Exercise objective –
Tally the lines that include "Cohen". Output the number only.

======== Task data ========

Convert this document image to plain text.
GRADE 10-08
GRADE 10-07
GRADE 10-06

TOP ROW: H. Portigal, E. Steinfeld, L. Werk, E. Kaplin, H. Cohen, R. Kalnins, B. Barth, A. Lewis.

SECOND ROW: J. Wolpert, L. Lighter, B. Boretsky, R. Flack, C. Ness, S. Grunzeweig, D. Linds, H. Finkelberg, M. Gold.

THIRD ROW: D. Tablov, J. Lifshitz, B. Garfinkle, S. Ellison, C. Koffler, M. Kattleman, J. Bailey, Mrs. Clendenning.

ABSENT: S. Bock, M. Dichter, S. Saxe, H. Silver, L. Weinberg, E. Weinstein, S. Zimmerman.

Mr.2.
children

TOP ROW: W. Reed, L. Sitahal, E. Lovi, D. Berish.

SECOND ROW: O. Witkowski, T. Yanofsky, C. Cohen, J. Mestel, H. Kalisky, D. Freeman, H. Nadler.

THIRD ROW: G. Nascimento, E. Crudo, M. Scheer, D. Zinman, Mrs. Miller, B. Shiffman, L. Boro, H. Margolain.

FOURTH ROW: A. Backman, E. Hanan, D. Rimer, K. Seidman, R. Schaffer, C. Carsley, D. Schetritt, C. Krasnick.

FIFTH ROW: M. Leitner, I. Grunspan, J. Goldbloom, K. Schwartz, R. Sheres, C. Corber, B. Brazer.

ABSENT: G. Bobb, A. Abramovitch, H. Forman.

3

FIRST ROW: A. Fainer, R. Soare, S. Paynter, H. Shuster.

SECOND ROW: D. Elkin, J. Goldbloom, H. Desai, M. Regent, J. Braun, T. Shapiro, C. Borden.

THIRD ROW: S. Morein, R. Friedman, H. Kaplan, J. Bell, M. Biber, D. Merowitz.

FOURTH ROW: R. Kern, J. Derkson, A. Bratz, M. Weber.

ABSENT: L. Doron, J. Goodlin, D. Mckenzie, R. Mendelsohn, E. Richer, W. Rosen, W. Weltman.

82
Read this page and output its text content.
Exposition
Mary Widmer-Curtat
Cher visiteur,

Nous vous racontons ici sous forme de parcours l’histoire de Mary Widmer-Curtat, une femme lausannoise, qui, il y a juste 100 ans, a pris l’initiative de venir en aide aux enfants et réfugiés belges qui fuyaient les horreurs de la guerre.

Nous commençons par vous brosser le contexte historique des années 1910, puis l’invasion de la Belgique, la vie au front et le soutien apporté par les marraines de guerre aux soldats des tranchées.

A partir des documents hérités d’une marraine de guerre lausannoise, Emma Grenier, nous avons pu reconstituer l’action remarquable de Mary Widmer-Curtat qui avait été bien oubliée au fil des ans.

========

Solution –
2